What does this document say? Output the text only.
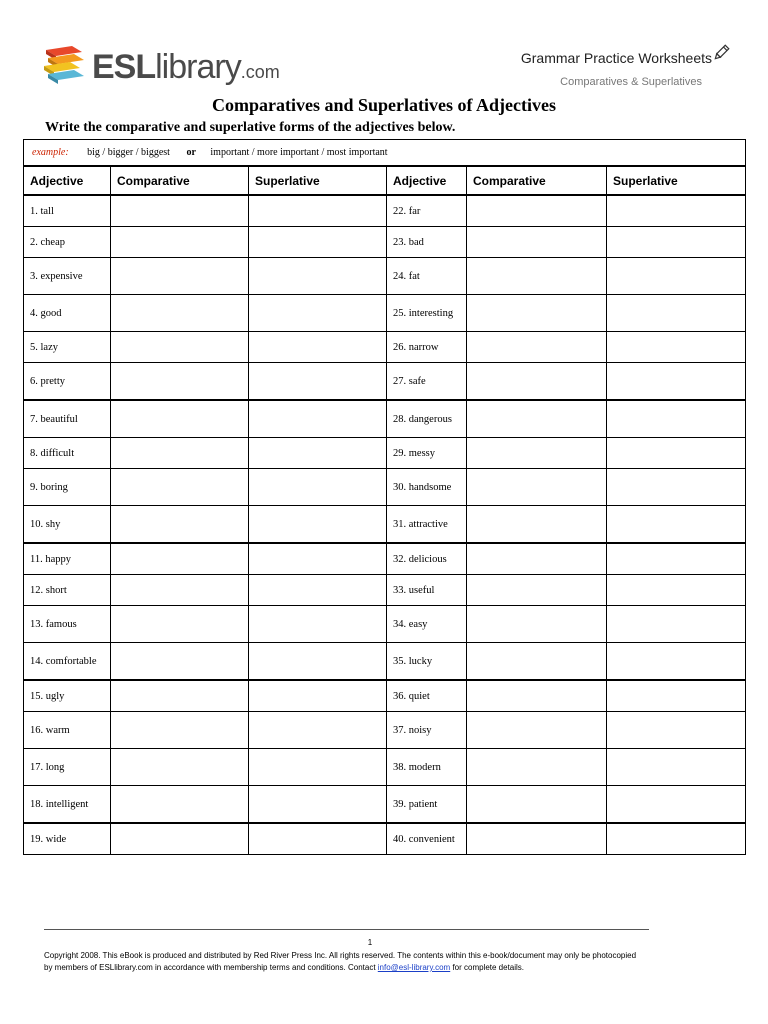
ESLlibrary.com
Grammar Practice Worksheets
Comparatives & Superlatives
Comparatives and Superlatives of Adjectives
Write the comparative and superlative forms of the adjectives below.
example: big / bigger / biggest or important / more important / most important					
Adjective	Comparative	Superlative	Adjective	Comparative	Superlative
1. tall			22. far		
2. cheap			23. bad		
3. expensive			24. fat		
4. good			25. interesting		
5. lazy			26. narrow		
6. pretty			27. safe		
7. beautiful			28. dangerous		
8. difficult			29. messy		
9. boring			30. handsome		
10. shy			31. attractive		
11. happy			32. delicious		
12. short			33. useful		
13. famous			34. easy		
14. comfortable			35. lucky		
15. ugly			36. quiet		
16. warm			37. noisy		
17. long			38. modern		
18. intelligent			39. patient		
19. wide			40. convenient		
1
Copyright 2008. This eBook is produced and distributed by Red River Press Inc. All rights reserved. The contents within this e-book/document may only be photocopied
by members of ESLlibrary.com in accordance with membership terms and conditions. Contact info@esl-library.com for complete details.
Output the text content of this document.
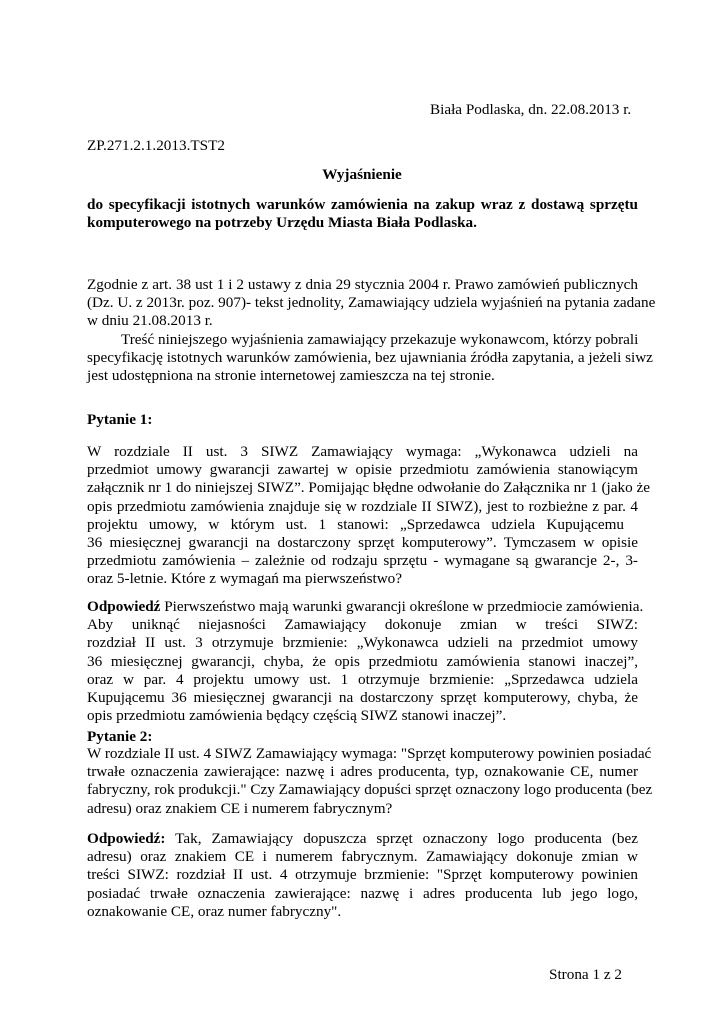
Biała Podlaska, dn. 22.08.2013 r.

ZP.271.2.1.2013.TST2

Wyjaśnienie

do specyfikacji istotnych warunków zamówienia na zakup wraz z dostawą sprzętu
komputerowego na potrzeby Urzędu Miasta Biała Podlaska.
Zgodnie z art. 38 ust 1 i 2 ustawy z dnia 29 stycznia 2004 r. Prawo zamówień publicznych
(Dz. U. z 2013r. poz. 907)- tekst jednolity, Zamawiający udziela wyjaśnień na pytania zadane
w dniu 21.08.2013 r.
Treść niniejszego wyjaśnienia zamawiający przekazuje wykonawcom, którzy pobrali
specyfikację istotnych warunków zamówienia, bez ujawniania źródła zapytania, a jeżeli siwz
jest udostępniona na stronie internetowej zamieszcza na tej stronie.

Pytanie 1:

W rozdziale II ust. 3 SIWZ Zamawiający wymaga: „Wykonawca udzieli na
przedmiot umowy gwarancji zawartej w opisie przedmiotu zamówienia stanowiącym
załącznik nr 1 do niniejszej SIWZ”. Pomijając błędne odwołanie do Załącznika nr 1 (jako że
opis przedmiotu zamówienia znajduje się w rozdziale II SIWZ), jest to rozbieżne z par. 4
projektu umowy, w którym ust. 1 stanowi: „Sprzedawca udziela Kupującemu
36 miesięcznej gwarancji na dostarczony sprzęt komputerowy”. Tymczasem w opisie
przedmiotu zamówienia – zależnie od rodzaju sprzętu - wymagane są gwarancje 2-, 3-
oraz 5-letnie. Które z wymagań ma pierwszeństwo?
Odpowiedź Pierwszeństwo mają warunki gwarancji określone w przedmiocie zamówienia.
Aby uniknąć niejasności Zamawiający dokonuje zmian w treści SIWZ:
rozdział II ust. 3 otrzymuje brzmienie: „Wykonawca udzieli na przedmiot umowy
36 miesięcznej gwarancji, chyba, że opis przedmiotu zamówienia stanowi inaczej”,
oraz w par. 4 projektu umowy ust. 1 otrzymuje brzmienie: „Sprzedawca udziela
Kupującemu 36 miesięcznej gwarancji na dostarczony sprzęt komputerowy, chyba, że
opis przedmiotu zamówienia będący częścią SIWZ stanowi inaczej”.

Pytanie 2:

W rozdziale II ust. 4 SIWZ Zamawiający wymaga: "Sprzęt komputerowy powinien posiadać
trwałe oznaczenia zawierające: nazwę i adres producenta, typ, oznakowanie CE, numer
fabryczny, rok produkcji." Czy Zamawiający dopuści sprzęt oznaczony logo producenta (bez
adresu) oraz znakiem CE i numerem fabrycznym?
Odpowiedź: Tak, Zamawiający dopuszcza sprzęt oznaczony logo producenta (bez
adresu) oraz znakiem CE i numerem fabrycznym. Zamawiający dokonuje zmian w
treści SIWZ: rozdział II ust. 4 otrzymuje brzmienie: "Sprzęt komputerowy powinien
posiadać trwałe oznaczenia zawierające: nazwę i adres producenta lub jego logo,
oznakowanie CE, oraz numer fabryczny".

Strona 1 z 2
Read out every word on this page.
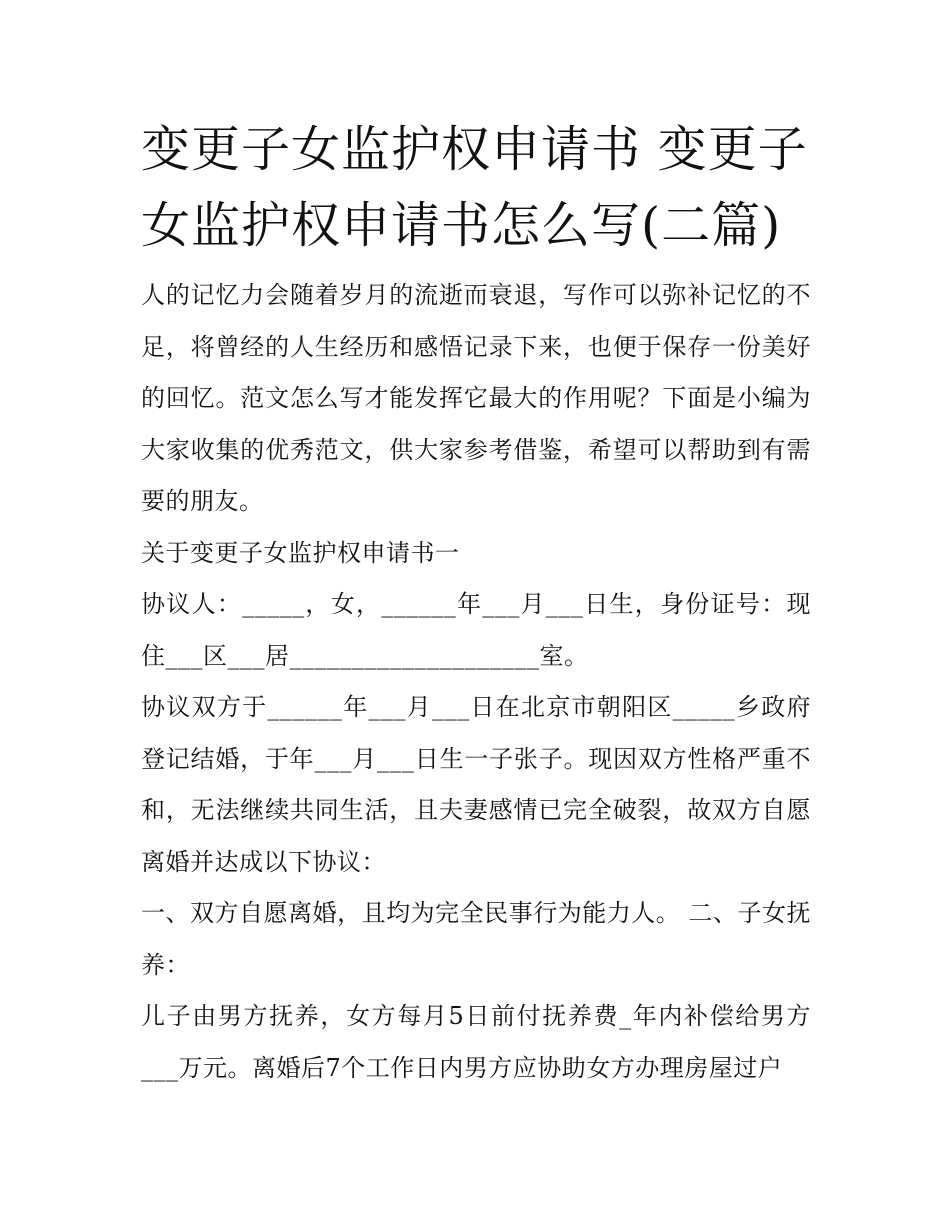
变更子女监护权申请书 变更子女监护权申请书怎么写(二篇)

人的记忆力会随着岁月的流逝而衰退，写作可以弥补记忆的不足，将曾经的人生经历和感悟记录下来，也便于保存一份美好的回忆。范文怎么写才能发挥它最大的作用呢？下面是小编为大家收集的优秀范文，供大家参考借鉴，希望可以帮助到有需要的朋友。

关于变更子女监护权申请书一

协议人：_____，女，______年___月___日生，身份证号：现住___区___居____________________室。

协议双方于______年___月___日在北京市朝阳区_____乡政府登记结婚，于年___月___日生一子张子。现因双方性格严重不和，无法继续共同生活，且夫妻感情已完全破裂，故双方自愿离婚并达成以下协议：

一、双方自愿离婚，且均为完全民事行为能力人。 二、子女抚养：

儿子由男方抚养，女方每月5日前付抚养费_年内补偿给男方___万元。离婚后7个工作日内男方应协助女方办理房屋过户
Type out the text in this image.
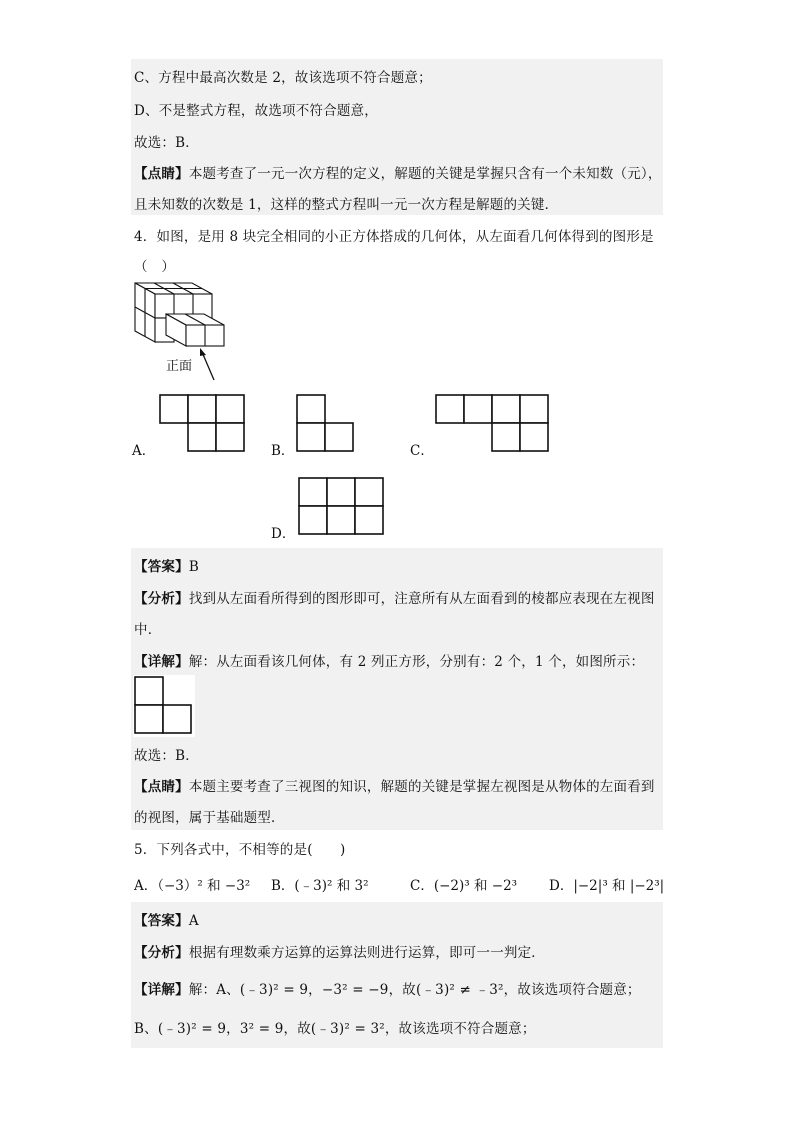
C、方程中最高次数是 2，故该选项不符合题意；
D、不是整式方程，故选项不符合题意，
故选：B．
【点睛】本题考查了一元一次方程的定义，解题的关键是掌握只含有一个未知数（元），
且未知数的次数是 1，这样的整式方程叫一元一次方程是解题的关键．
4．如图，是用 8 块完全相同的小正方体搭成的几何体，从左面看几何体得到的图形是
（　）
正面
A．	B．	C．
D．
【答案】B
【分析】找到从左面看所得到的图形即可，注意所有从左面看到的棱都应表现在左视图
中．
【详解】解：从左面看该几何体，有 2 列正方形，分别有：2 个，1 个，如图所示：
故选：B．
【点睛】本题主要考查了三视图的知识，解题的关键是掌握左视图是从物体的左面看到
的视图，属于基础题型．
5．下列各式中，不相等的是(　　)
A．（−3）² 和 −3² B．(﹣3)² 和 3²	C．(−2)³ 和 −2³ D．|−2|³ 和 |−2³|
【答案】A
【分析】根据有理数乘方运算的运算法则进行运算，即可一一判定．
【详解】解：A、(﹣3)² = 9，−3² = −9，故(﹣3)² ≠ ﹣3²，故该选项符合题意；
B、(﹣3)² = 9，3² = 9，故(﹣3)² = 3²，故该选项不符合题意；
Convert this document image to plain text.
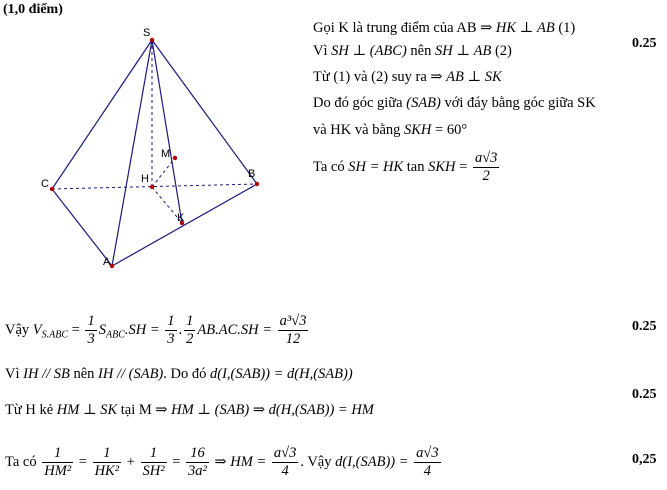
(1,0 điểm)
S
C	H
M
B
K
A
Gọi K là trung điểm của AB ⇒ HK ⊥ AB (1)
Vì SH ⊥ (ABC) nên SH ⊥ AB (2)
Từ (1) và (2) suy ra ⇒ AB ⊥ SK
Do đó góc giữa (SAB) với đáy bằng góc giữa SK
và HK và bằng SKH = 60°
Ta có SH = HK tan SKH = $\frac{a√3}{2}$
Vậy $V_{S.ABC} = \frac{1}{3} S_{ABC}.SH = \frac{1}{3}$ . $\frac{1}{2} AB.AC.SH = \frac{\text{a³√3}}{12}$
Vì IH // SB nên IH // (SAB). Do đó d(I,(SAB)) = d(H,(SAB))
Từ H kẻ HM ⊥ SK tại M ⇒ HM ⊥ (SAB) ⇒ d(H,(SAB)) = HM
Ta có $\frac{1}{\text{HM²}} = \frac{1}{\text{HK²}} + \frac{1}{\text{SH²}} = \frac{16}{\text{3a²}}$ ⇒ HM = $\frac{a√3}{4}$ . Vậy $d(I,(SAB)) = \frac{a√3}{4}$
0.25
0.25
0.25
0,25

- _EXERCISE REQUIREMENTS_: The listing above must be printed again exactly, minus its pictures.

- _THE OUTPUT_:
What does this document say? Output the text only.
ESLlibrary.com
Grammar Practice Worksheets
Comparatives & Superlatives
Comparatives and Superlatives of Adjectives
Write the comparative and superlative forms of the adjectives below.
example: big / bigger / biggest or important / more important / most important					
Adjective	Comparative	Superlative	Adjective	Comparative	Superlative
1. tall			22. far		
2. cheap			23. bad		
3. expensive			24. fat		
4. good			25. interesting		
5. lazy			26. narrow		
6. pretty			27. safe		
7. beautiful			28. dangerous		
8. difficult			29. messy		
9. boring			30. handsome		
10. shy			31. attractive		
11. happy			32. delicious		
12. short			33. useful		
13. famous			34. easy		
14. comfortable			35. lucky		
15. ugly			36. quiet		
16. warm			37. noisy		
17. long			38. modern		
18. intelligent			39. patient		
19. wide			40. convenient		
1
Copyright 2008. This eBook is produced and distributed by Red River Press Inc. All rights reserved. The contents within this e-book/document may only be photocopied
by members of ESLlibrary.com in accordance with membership terms and conditions. Contact info@esl-library.com for complete details.
Output the text content of this document.
Biała Podlaska, dn. 22.08.2013 r.

ZP.271.2.1.2013.TST2

Wyjaśnienie

do specyfikacji istotnych warunków zamówienia na zakup wraz z dostawą sprzętu
komputerowego na potrzeby Urzędu Miasta Biała Podlaska.
Zgodnie z art. 38 ust 1 i 2 ustawy z dnia 29 stycznia 2004 r. Prawo zamówień publicznych
(Dz. U. z 2013r. poz. 907)- tekst jednolity, Zamawiający udziela wyjaśnień na pytania zadane
w dniu 21.08.2013 r.
Treść niniejszego wyjaśnienia zamawiający przekazuje wykonawcom, którzy pobrali
specyfikację istotnych warunków zamówienia, bez ujawniania źródła zapytania, a jeżeli siwz
jest udostępniona na stronie internetowej zamieszcza na tej stronie.

Pytanie 1:

W rozdziale II ust. 3 SIWZ Zamawiający wymaga: „Wykonawca udzieli na
przedmiot umowy gwarancji zawartej w opisie przedmiotu zamówienia stanowiącym
załącznik nr 1 do niniejszej SIWZ”. Pomijając błędne odwołanie do Załącznika nr 1 (jako że
opis przedmiotu zamówienia znajduje się w rozdziale II SIWZ), jest to rozbieżne z par. 4
projektu umowy, w którym ust. 1 stanowi: „Sprzedawca udziela Kupującemu
36 miesięcznej gwarancji na dostarczony sprzęt komputerowy”. Tymczasem w opisie
przedmiotu zamówienia – zależnie od rodzaju sprzętu - wymagane są gwarancje 2-, 3-
oraz 5-letnie. Które z wymagań ma pierwszeństwo?
Odpowiedź Pierwszeństwo mają warunki gwarancji określone w przedmiocie zamówienia.
Aby uniknąć niejasności Zamawiający dokonuje zmian w treści SIWZ:
rozdział II ust. 3 otrzymuje brzmienie: „Wykonawca udzieli na przedmiot umowy
36 miesięcznej gwarancji, chyba, że opis przedmiotu zamówienia stanowi inaczej”,
oraz w par. 4 projektu umowy ust. 1 otrzymuje brzmienie: „Sprzedawca udziela
Kupującemu 36 miesięcznej gwarancji na dostarczony sprzęt komputerowy, chyba, że
opis przedmiotu zamówienia będący częścią SIWZ stanowi inaczej”.

Pytanie 2:

W rozdziale II ust. 4 SIWZ Zamawiający wymaga: "Sprzęt komputerowy powinien posiadać
trwałe oznaczenia zawierające: nazwę i adres producenta, typ, oznakowanie CE, numer
fabryczny, rok produkcji." Czy Zamawiający dopuści sprzęt oznaczony logo producenta (bez
adresu) oraz znakiem CE i numerem fabrycznym?
Odpowiedź: Tak, Zamawiający dopuszcza sprzęt oznaczony logo producenta (bez
adresu) oraz znakiem CE i numerem fabrycznym. Zamawiający dokonuje zmian w
treści SIWZ: rozdział II ust. 4 otrzymuje brzmienie: "Sprzęt komputerowy powinien
posiadać trwałe oznaczenia zawierające: nazwę i adres producenta lub jego logo,
oznakowanie CE, oraz numer fabryczny".

Strona 1 z 2
Read out every word on this page.
变更子女监护权申请书 变更子女监护权申请书怎么写(二篇)

人的记忆力会随着岁月的流逝而衰退，写作可以弥补记忆的不足，将曾经的人生经历和感悟记录下来，也便于保存一份美好的回忆。范文怎么写才能发挥它最大的作用呢？下面是小编为大家收集的优秀范文，供大家参考借鉴，希望可以帮助到有需要的朋友。

关于变更子女监护权申请书一

协议人：_____，女，______年___月___日生，身份证号：现住___区___居____________________室。

协议双方于______年___月___日在北京市朝阳区_____乡政府登记结婚，于年___月___日生一子张子。现因双方性格严重不和，无法继续共同生活，且夫妻感情已完全破裂，故双方自愿离婚并达成以下协议：

一、双方自愿离婚，且均为完全民事行为能力人。 二、子女抚养：

儿子由男方抚养，女方每月5日前付抚养费_年内补偿给男方___万元。离婚后7个工作日内男方应协助女方办理房屋过户
Type out the text in this image.
C、方程中最高次数是 2，故该选项不符合题意；
D、不是整式方程，故选项不符合题意，
故选：B．
【点睛】本题考查了一元一次方程的定义，解题的关键是掌握只含有一个未知数（元），
且未知数的次数是 1，这样的整式方程叫一元一次方程是解题的关键．
4．如图，是用 8 块完全相同的小正方体搭成的几何体，从左面看几何体得到的图形是
（　）
正面
A．	B．	C．
D．
【答案】B
【分析】找到从左面看所得到的图形即可，注意所有从左面看到的棱都应表现在左视图
中．
【详解】解：从左面看该几何体，有 2 列正方形，分别有：2 个，1 个，如图所示：
故选：B．
【点睛】本题主要考查了三视图的知识，解题的关键是掌握左视图是从物体的左面看到
的视图，属于基础题型．
5．下列各式中，不相等的是(　　)
A．（−3）² 和 −3² B．(﹣3)² 和 3²	C．(−2)³ 和 −2³ D．|−2|³ 和 |−2³|
【答案】A
【分析】根据有理数乘方运算的运算法则进行运算，即可一一判定．
【详解】解：A、(﹣3)² = 9，−3² = −9，故(﹣3)² ≠ ﹣3²，故该选项符合题意；
B、(﹣3)² = 9，3² = 9，故(﹣3)² = 3²，故该选项不符合题意；
Convert this document image to plain text.
(1,0 điểm)
S
C	H
M
B
K
A
Gọi K là trung điểm của AB ⇒ HK ⊥ AB (1)
Vì SH ⊥ (ABC) nên SH ⊥ AB (2)
Từ (1) và (2) suy ra ⇒ AB ⊥ SK
Do đó góc giữa (SAB) với đáy bằng góc giữa SK
và HK và bằng SKH = 60°
Ta có SH = HK tan SKH = $\frac{a√3}{2}$
Vậy $V_{S.ABC} = \frac{1}{3} S_{ABC}.SH = \frac{1}{3}$ . $\frac{1}{2} AB.AC.SH = \frac{\text{a³√3}}{12}$
Vì IH // SB nên IH // (SAB). Do đó d(I,(SAB)) = d(H,(SAB))
Từ H kẻ HM ⊥ SK tại M ⇒ HM ⊥ (SAB) ⇒ d(H,(SAB)) = HM
Ta có $\frac{1}{\text{HM²}} = \frac{1}{\text{HK²}} + \frac{1}{\text{SH²}} = \frac{16}{\text{3a²}}$ ⇒ HM = $\frac{a√3}{4}$ . Vậy $d(I,(SAB)) = \frac{a√3}{4}$
0.25
0.25
0.25
0,25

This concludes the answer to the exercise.